■ **풀어 볼 문제**
항목의 처음에서 시작하여 "wavenumber-tick-1000: 1000 bbox=[680, 869, 725, 891]"가 들어 있는 줄에서 끝나는 부분을 다시 쓰되, "series-group"를 "data-group"로 바꾸고 나머지는 그대로 두시오.

■ ■ ■ ■ ■ ■ ■

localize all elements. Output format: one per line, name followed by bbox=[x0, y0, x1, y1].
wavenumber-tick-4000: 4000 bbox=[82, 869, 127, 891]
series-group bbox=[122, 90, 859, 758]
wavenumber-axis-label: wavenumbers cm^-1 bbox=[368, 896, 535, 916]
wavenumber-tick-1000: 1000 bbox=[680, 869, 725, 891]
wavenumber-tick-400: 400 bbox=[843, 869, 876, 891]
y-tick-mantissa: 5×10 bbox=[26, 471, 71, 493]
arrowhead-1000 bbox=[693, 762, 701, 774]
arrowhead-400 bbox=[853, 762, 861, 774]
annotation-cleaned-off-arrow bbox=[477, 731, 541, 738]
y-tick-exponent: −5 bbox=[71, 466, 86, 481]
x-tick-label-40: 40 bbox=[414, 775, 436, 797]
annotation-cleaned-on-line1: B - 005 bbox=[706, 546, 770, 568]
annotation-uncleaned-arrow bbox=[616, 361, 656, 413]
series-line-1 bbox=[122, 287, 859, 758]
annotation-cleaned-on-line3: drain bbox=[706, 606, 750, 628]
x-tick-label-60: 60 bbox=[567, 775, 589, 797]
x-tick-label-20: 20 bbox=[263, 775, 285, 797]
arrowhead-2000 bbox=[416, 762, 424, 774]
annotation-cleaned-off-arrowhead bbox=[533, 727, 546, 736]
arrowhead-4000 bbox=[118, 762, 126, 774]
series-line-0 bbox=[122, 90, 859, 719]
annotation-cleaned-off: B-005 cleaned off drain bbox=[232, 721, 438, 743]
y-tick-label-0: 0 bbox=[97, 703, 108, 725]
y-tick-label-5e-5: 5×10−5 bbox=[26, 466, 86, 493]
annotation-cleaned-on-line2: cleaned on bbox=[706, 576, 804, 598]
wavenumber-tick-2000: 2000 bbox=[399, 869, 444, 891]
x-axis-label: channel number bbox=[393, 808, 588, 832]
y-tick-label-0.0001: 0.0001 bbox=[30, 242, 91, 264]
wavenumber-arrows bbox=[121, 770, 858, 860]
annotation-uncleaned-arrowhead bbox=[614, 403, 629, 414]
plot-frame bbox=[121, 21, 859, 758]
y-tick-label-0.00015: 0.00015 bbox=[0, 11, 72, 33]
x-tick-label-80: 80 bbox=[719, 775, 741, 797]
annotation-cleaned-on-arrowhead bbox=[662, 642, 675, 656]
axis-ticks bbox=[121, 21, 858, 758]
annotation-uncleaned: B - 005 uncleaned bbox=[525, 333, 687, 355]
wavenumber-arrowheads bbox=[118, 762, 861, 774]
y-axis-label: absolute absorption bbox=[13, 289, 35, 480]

■ ■ ■ ■ ■ ■ ■

■ **연습 결과**
localize all elements. Output format: one per line, name followed by bbox=[x0, y0, x1, y1].
wavenumber-tick-4000: 4000 bbox=[82, 869, 127, 891]
data-group bbox=[122, 90, 859, 758]
wavenumber-axis-label: wavenumbers cm^-1 bbox=[368, 896, 535, 916]
wavenumber-tick-1000: 1000 bbox=[680, 869, 725, 891]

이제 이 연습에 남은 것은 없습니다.